**Your objective**.
Tally the lines that include the word "width" and reply with nothing but the total.

Records provided start

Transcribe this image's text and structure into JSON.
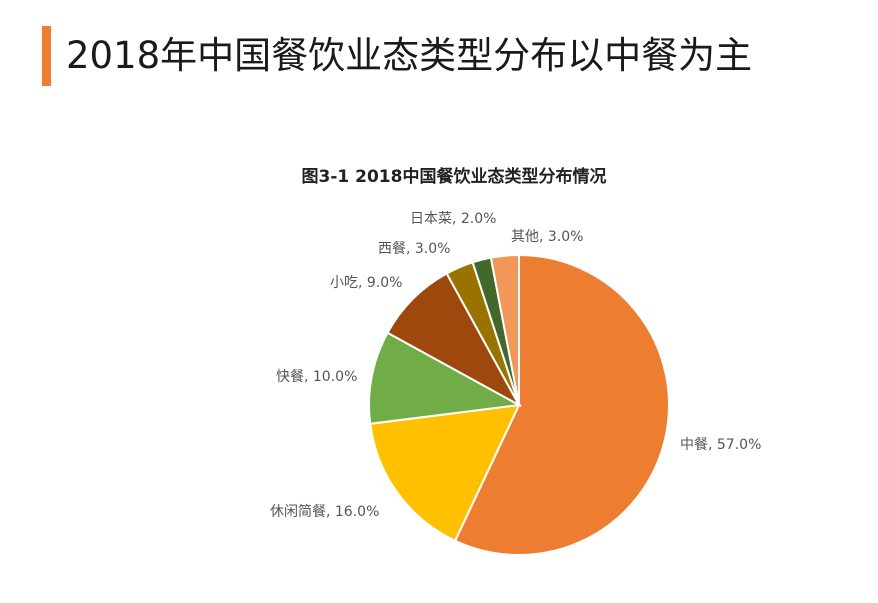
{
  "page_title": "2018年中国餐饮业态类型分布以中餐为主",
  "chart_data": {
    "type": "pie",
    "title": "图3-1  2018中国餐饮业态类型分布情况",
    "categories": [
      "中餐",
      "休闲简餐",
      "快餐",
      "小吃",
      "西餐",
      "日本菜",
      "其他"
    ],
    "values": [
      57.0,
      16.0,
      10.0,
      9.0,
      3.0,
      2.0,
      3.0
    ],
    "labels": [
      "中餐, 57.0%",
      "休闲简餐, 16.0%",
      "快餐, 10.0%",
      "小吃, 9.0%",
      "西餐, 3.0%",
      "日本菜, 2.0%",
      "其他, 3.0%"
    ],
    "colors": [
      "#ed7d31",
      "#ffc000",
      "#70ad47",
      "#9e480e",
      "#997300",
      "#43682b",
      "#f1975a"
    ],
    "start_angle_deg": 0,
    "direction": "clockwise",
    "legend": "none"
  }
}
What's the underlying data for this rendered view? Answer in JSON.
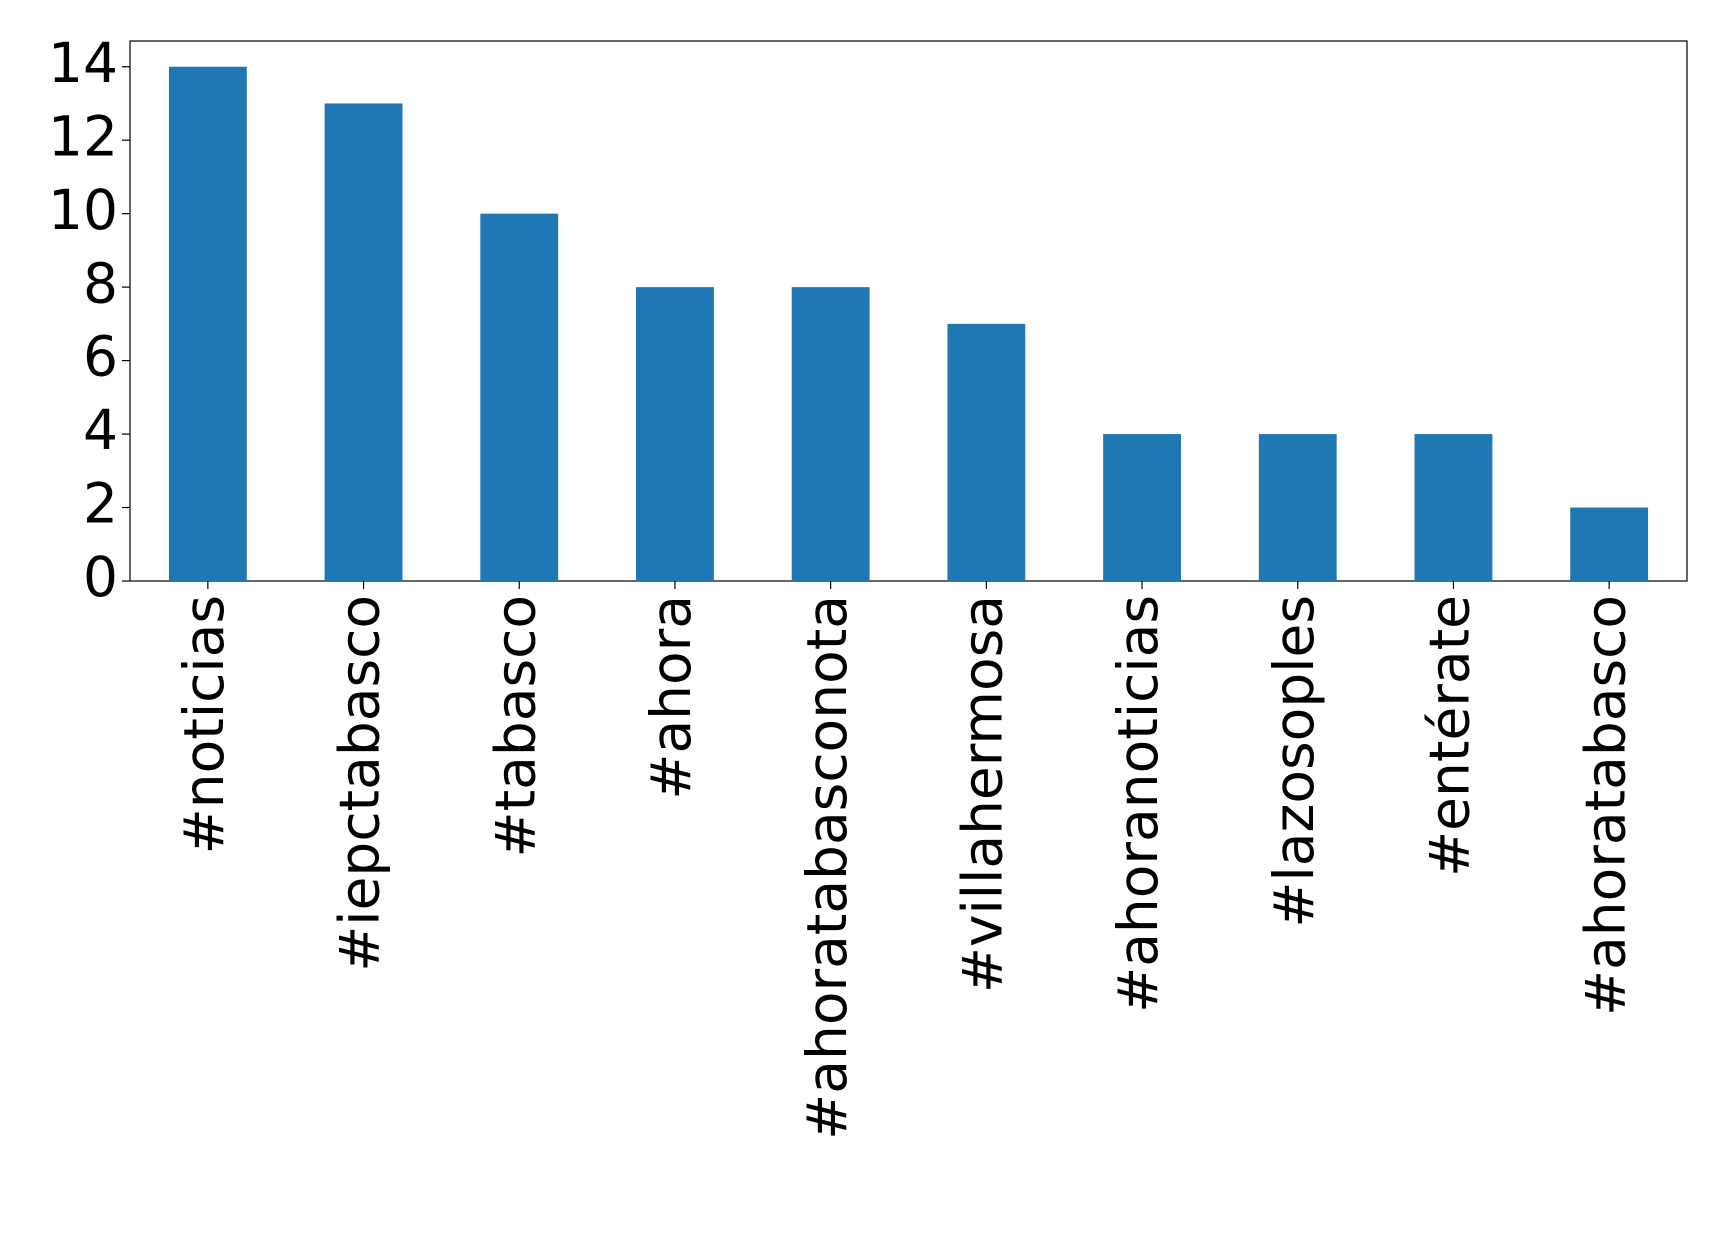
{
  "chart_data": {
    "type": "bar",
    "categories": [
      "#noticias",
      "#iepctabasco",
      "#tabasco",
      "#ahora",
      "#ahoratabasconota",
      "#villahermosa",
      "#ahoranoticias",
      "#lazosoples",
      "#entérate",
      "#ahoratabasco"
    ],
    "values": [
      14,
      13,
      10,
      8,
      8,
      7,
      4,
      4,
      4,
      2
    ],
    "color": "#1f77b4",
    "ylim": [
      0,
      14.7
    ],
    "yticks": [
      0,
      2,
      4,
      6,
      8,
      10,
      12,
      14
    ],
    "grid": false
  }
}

Records provided end
Records provided start

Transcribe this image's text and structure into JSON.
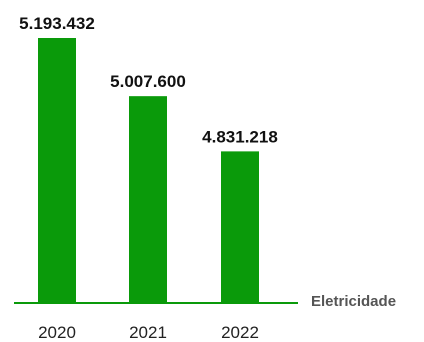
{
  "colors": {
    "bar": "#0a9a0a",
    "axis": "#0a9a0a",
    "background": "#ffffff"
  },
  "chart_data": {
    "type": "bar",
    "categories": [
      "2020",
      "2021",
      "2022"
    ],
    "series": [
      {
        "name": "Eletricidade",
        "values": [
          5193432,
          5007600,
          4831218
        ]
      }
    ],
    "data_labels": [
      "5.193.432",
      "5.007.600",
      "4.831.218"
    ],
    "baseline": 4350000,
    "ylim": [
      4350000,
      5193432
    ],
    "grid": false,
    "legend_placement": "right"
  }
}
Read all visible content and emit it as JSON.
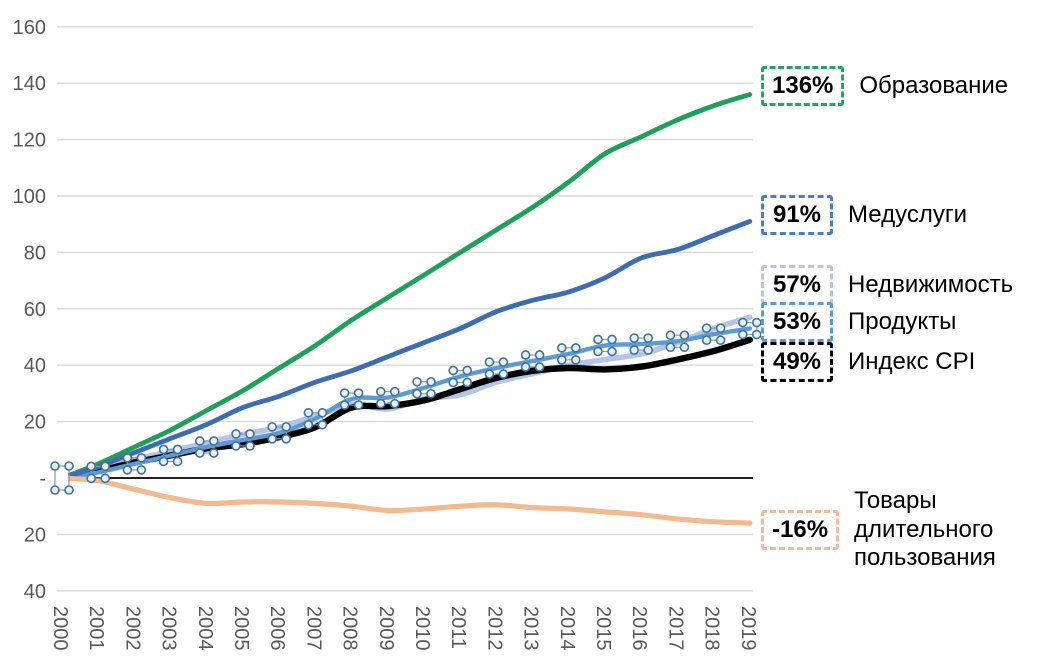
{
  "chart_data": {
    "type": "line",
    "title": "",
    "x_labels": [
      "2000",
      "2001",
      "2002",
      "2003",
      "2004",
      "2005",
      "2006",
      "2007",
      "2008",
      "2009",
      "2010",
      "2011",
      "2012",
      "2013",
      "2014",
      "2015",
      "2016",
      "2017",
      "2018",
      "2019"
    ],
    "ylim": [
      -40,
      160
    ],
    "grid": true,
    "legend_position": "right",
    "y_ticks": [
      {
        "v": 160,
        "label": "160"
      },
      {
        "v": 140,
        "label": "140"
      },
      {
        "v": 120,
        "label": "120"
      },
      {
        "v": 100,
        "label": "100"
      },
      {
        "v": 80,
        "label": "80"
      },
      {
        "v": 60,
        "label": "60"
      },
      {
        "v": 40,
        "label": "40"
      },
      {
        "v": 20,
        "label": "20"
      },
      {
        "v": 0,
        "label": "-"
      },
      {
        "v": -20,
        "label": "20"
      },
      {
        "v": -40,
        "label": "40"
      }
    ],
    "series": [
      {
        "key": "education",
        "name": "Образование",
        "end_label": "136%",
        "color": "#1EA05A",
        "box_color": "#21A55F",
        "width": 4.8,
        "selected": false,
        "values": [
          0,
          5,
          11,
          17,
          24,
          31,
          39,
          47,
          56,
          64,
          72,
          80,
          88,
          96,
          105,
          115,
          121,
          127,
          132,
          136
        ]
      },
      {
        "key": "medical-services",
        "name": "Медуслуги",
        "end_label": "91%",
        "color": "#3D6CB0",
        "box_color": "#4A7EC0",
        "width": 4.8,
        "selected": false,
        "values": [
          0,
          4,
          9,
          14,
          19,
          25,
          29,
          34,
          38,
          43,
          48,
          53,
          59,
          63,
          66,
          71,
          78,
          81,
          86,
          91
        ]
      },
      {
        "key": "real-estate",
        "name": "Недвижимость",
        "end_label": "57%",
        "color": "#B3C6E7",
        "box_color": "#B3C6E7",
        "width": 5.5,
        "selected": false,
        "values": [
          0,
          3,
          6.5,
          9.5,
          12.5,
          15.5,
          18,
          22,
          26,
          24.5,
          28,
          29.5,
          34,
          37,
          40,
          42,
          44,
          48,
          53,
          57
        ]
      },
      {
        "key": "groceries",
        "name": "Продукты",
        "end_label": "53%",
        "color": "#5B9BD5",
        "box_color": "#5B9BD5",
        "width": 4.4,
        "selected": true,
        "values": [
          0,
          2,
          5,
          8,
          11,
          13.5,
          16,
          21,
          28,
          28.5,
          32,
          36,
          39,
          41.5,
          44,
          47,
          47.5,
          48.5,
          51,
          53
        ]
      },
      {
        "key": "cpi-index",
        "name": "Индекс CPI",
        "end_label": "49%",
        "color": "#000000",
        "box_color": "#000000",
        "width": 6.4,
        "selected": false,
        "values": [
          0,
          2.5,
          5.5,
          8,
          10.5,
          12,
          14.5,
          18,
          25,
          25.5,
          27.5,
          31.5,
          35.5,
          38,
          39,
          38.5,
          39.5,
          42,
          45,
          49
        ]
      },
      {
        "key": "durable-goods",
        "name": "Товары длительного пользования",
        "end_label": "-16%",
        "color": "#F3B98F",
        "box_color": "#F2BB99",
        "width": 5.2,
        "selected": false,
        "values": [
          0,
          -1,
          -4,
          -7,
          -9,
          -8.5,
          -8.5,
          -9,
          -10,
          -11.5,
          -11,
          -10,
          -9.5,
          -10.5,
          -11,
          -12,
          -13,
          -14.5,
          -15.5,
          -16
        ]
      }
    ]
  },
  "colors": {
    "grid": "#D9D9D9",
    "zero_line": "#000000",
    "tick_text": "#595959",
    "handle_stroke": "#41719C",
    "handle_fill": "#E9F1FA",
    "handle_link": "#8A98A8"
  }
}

Records provided end

**Response to the exercise**.
6